## EXTRACTED RECORDS
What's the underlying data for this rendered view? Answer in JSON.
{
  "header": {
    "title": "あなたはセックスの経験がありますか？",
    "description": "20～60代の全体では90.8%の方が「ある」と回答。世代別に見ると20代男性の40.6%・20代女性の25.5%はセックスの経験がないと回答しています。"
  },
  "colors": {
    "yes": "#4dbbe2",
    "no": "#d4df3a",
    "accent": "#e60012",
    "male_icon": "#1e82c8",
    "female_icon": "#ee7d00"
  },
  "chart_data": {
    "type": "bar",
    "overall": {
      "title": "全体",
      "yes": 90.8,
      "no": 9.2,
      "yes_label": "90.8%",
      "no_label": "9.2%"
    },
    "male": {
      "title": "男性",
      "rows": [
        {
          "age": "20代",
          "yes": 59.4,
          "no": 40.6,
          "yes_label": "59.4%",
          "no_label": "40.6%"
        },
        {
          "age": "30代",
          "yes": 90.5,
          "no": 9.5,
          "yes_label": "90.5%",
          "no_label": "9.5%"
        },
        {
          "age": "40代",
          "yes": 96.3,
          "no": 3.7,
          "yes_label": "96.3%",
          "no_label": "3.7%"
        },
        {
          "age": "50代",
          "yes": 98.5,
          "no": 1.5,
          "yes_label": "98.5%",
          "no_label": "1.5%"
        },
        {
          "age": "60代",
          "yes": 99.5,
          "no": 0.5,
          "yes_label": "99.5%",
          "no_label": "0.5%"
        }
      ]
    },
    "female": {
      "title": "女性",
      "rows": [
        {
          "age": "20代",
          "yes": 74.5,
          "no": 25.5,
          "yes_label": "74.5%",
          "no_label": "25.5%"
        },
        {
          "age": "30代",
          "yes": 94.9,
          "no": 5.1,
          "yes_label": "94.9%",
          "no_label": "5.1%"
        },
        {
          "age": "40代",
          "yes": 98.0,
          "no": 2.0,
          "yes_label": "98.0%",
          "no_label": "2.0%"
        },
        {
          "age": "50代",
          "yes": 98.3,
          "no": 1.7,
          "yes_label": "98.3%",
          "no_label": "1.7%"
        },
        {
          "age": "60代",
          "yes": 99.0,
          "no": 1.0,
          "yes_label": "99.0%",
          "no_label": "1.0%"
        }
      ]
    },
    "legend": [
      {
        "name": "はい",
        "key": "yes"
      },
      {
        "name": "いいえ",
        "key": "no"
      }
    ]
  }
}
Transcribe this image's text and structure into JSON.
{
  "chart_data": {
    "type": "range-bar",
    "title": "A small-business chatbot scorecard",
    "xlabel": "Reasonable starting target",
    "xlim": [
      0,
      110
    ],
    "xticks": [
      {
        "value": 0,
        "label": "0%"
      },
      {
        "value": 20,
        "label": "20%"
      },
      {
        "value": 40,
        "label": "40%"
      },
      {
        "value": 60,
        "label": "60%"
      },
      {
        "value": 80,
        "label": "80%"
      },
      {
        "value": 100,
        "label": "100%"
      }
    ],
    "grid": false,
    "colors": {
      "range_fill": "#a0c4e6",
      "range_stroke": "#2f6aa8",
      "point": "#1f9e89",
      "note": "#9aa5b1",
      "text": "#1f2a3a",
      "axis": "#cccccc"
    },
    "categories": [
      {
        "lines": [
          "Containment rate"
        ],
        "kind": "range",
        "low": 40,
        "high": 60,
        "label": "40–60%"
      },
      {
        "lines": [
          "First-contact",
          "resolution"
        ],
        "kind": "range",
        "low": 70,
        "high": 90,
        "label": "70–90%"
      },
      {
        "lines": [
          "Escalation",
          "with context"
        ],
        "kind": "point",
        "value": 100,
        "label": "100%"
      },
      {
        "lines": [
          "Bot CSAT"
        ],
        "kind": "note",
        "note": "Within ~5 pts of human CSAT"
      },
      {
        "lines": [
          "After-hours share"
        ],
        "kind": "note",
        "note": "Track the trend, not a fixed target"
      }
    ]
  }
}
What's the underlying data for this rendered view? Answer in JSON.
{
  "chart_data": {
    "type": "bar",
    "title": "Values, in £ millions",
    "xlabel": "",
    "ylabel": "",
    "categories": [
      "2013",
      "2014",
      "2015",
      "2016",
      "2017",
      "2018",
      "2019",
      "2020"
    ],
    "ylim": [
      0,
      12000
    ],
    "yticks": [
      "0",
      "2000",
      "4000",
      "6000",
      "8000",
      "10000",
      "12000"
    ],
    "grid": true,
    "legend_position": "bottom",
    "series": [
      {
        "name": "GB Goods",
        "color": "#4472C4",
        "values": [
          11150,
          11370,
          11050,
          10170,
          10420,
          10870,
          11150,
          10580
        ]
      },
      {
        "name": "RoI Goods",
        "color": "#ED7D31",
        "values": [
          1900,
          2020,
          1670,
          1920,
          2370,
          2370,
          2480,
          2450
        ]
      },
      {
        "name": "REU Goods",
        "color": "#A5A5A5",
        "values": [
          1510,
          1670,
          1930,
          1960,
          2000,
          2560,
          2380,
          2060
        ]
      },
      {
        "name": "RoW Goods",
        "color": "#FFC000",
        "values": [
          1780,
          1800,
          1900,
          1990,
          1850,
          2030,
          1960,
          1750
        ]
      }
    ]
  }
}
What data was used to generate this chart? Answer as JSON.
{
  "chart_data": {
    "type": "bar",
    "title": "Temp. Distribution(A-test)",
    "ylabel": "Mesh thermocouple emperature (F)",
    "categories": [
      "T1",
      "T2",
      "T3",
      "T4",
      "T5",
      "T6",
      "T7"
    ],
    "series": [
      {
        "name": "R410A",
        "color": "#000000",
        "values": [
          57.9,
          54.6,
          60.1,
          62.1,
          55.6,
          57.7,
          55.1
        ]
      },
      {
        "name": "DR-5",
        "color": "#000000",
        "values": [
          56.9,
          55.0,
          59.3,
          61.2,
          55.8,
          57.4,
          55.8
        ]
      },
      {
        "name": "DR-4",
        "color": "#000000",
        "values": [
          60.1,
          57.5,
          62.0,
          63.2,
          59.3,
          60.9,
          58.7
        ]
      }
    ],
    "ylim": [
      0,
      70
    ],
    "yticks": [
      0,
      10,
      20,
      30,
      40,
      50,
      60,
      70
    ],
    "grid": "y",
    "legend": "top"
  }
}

## TASK INSTRUCTIONS
Lines containing the word "this" must all be returned from the material above.

## COMPLETED TASK
What's the underlying data for this rendered view? Answer in JSON.
Transcribe this image's text and structure into JSON.
What's the underlying data for this rendered view? Answer in JSON.
What data was used to generate this chart? Answer as JSON.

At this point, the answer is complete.